* Begin INPUT ROWS *

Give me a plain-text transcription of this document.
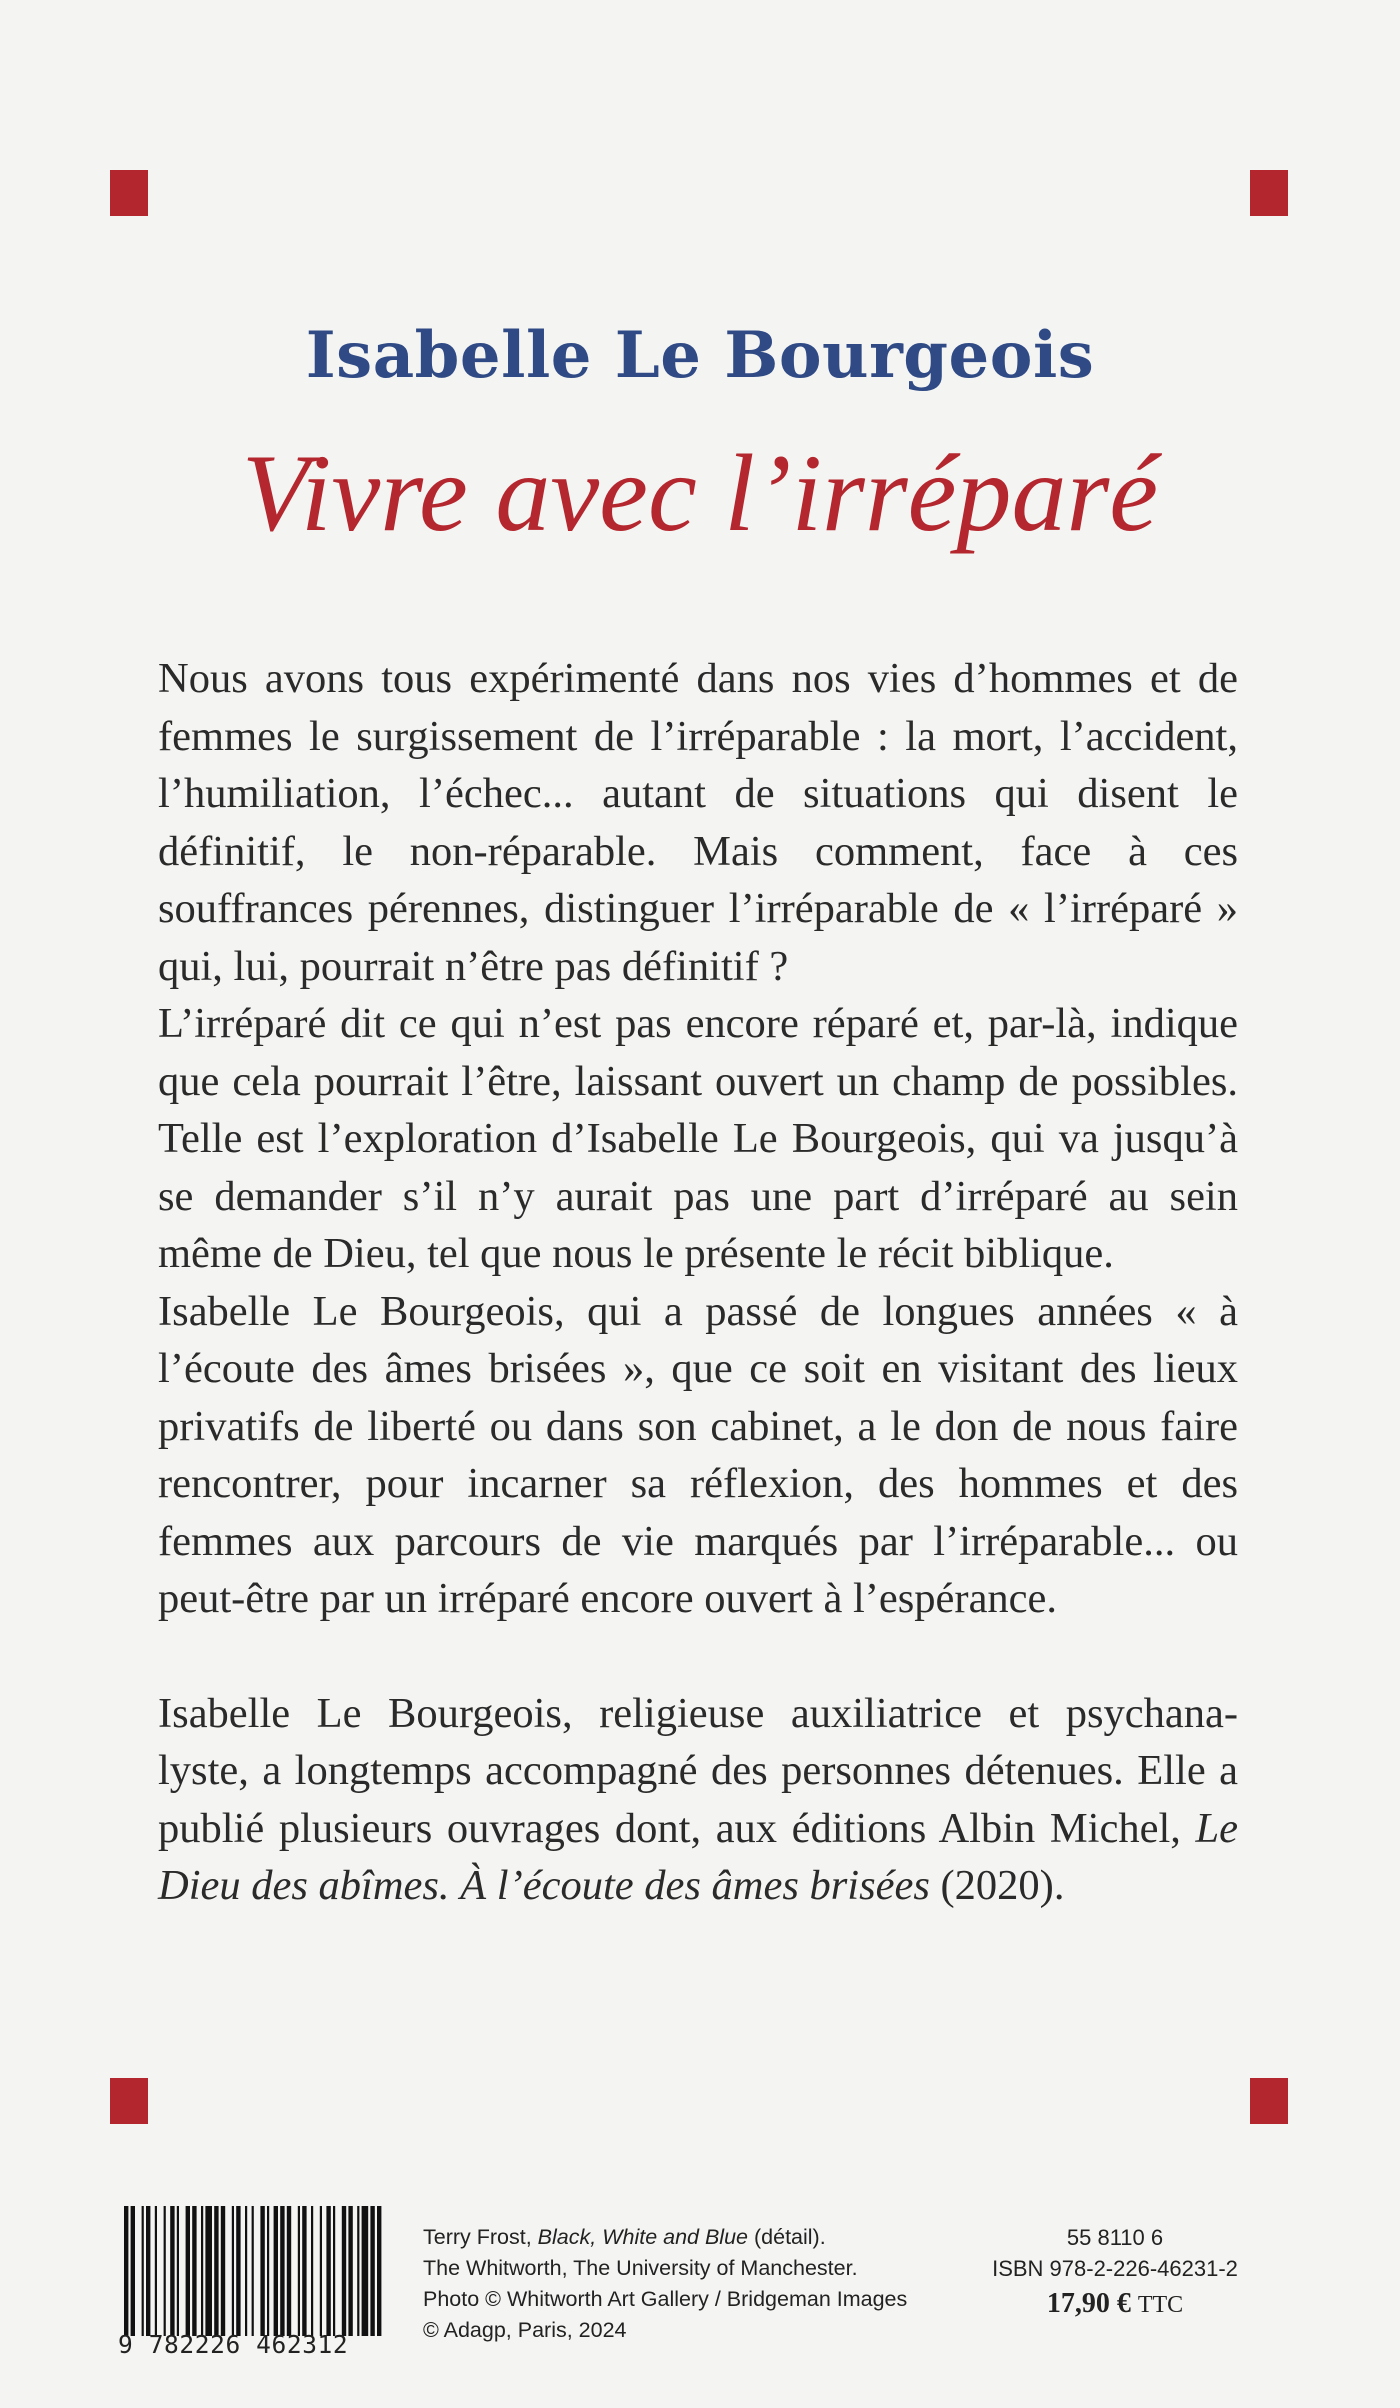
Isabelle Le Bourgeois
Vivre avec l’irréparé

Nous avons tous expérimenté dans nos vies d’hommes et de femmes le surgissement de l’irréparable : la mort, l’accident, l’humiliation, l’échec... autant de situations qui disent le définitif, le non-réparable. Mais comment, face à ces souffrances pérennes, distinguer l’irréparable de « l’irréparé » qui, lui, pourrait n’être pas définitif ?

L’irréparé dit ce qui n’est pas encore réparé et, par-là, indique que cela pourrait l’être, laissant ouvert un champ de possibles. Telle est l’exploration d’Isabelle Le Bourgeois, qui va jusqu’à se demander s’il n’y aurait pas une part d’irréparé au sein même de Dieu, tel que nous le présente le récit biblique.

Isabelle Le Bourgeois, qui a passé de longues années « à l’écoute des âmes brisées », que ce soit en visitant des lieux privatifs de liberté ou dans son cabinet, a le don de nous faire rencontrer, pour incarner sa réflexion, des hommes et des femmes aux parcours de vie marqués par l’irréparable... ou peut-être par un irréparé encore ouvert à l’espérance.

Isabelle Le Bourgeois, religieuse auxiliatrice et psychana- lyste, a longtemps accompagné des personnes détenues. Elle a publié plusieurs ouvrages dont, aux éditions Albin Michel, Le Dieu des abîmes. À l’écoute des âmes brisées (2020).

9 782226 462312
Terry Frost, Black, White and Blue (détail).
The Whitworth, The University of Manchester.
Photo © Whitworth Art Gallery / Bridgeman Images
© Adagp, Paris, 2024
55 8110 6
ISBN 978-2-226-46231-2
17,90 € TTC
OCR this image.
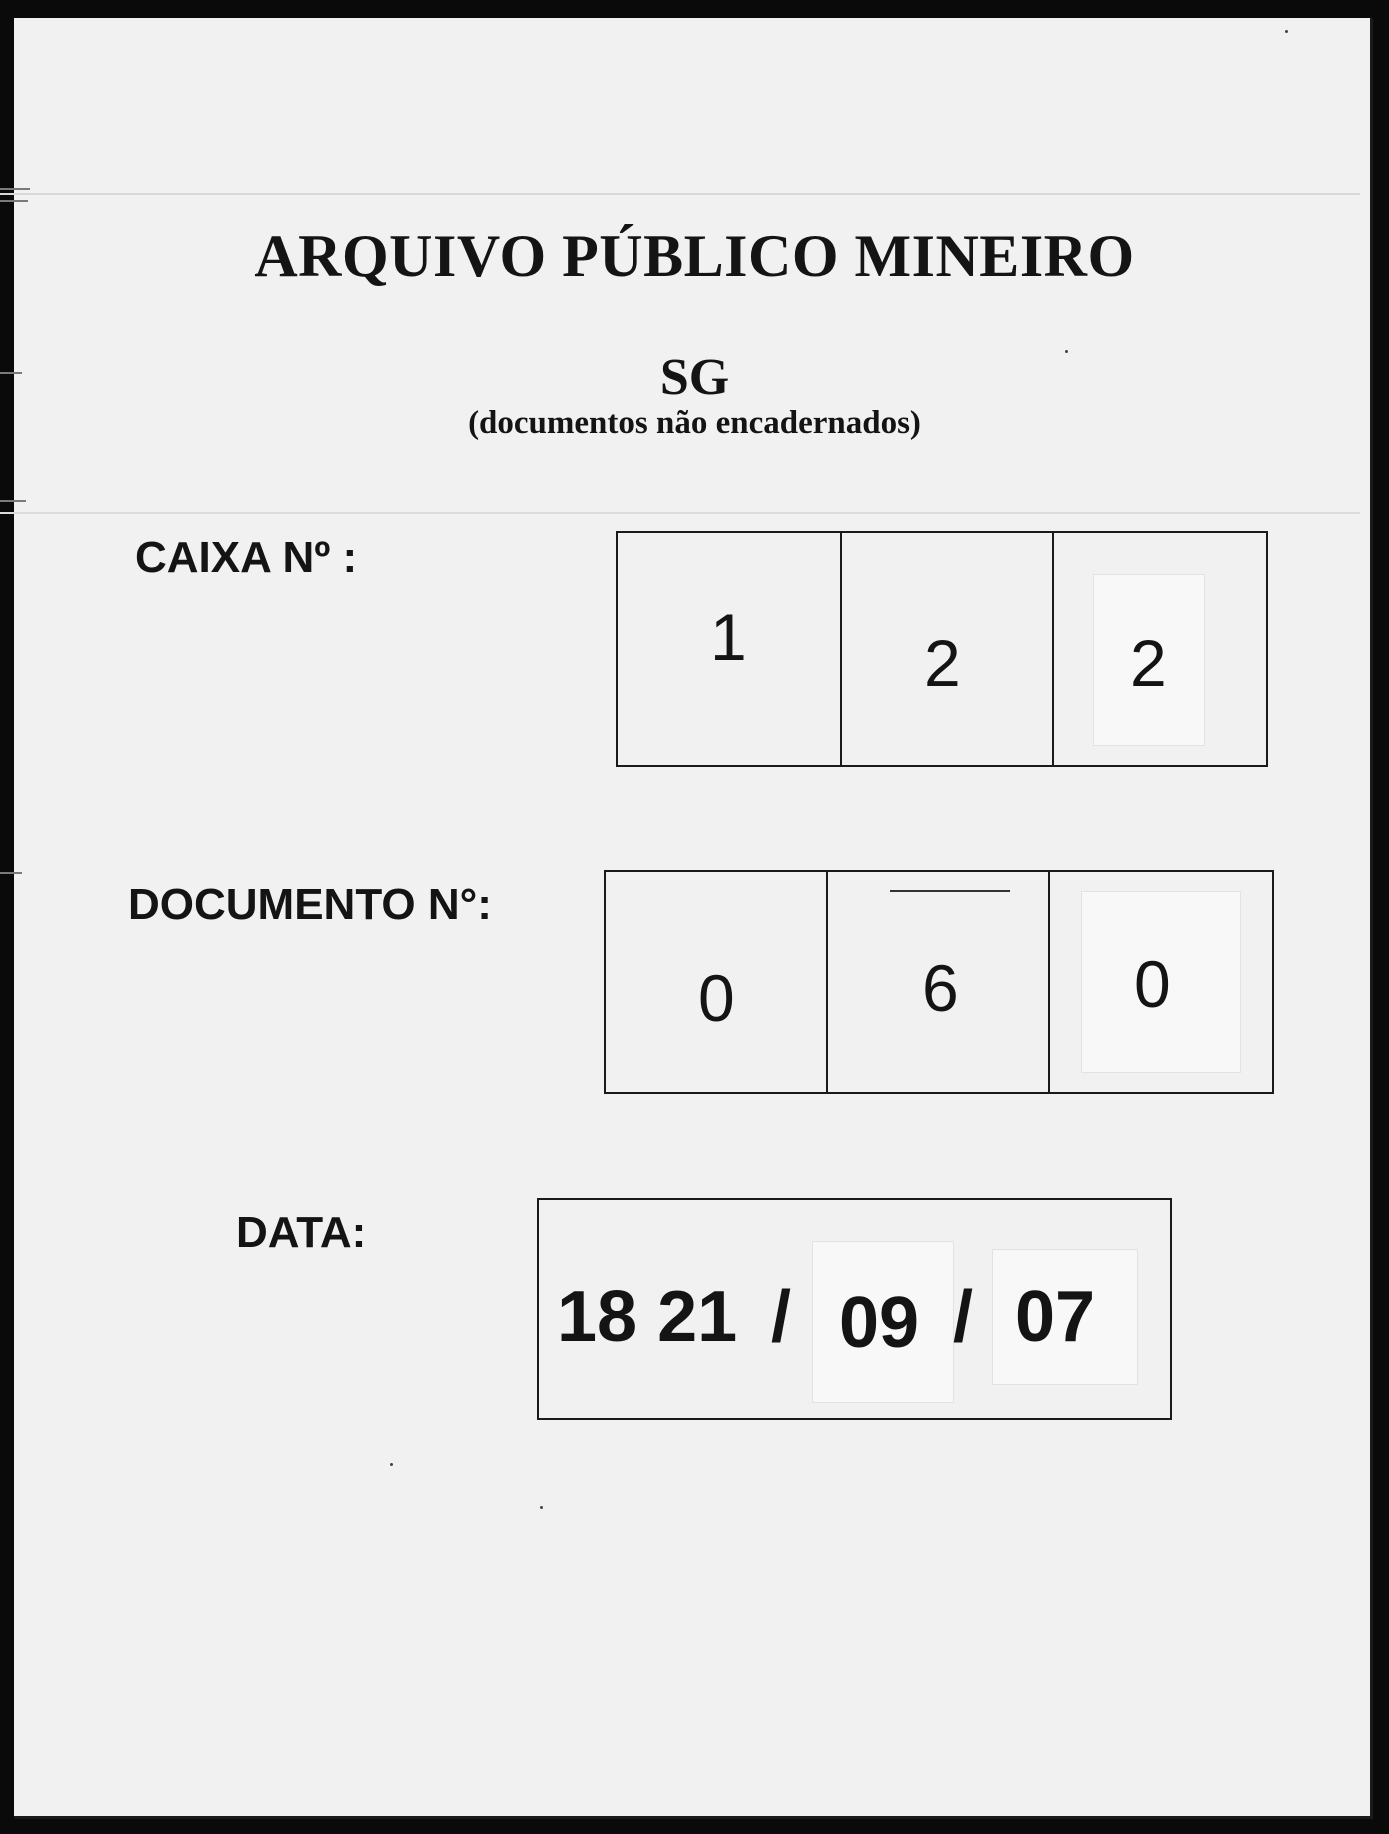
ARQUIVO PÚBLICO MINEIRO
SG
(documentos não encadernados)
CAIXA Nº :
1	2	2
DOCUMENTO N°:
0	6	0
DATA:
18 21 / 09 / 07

* End INPUT ROWS *

WHAT YOU SHOULD DO.
Filter the entries down to the lines with the word "Whitworth" in them.

TASK RESPONSE.
The Whitworth, The University of Manchester.
Photo © Whitworth Art Gallery / Bridgeman Images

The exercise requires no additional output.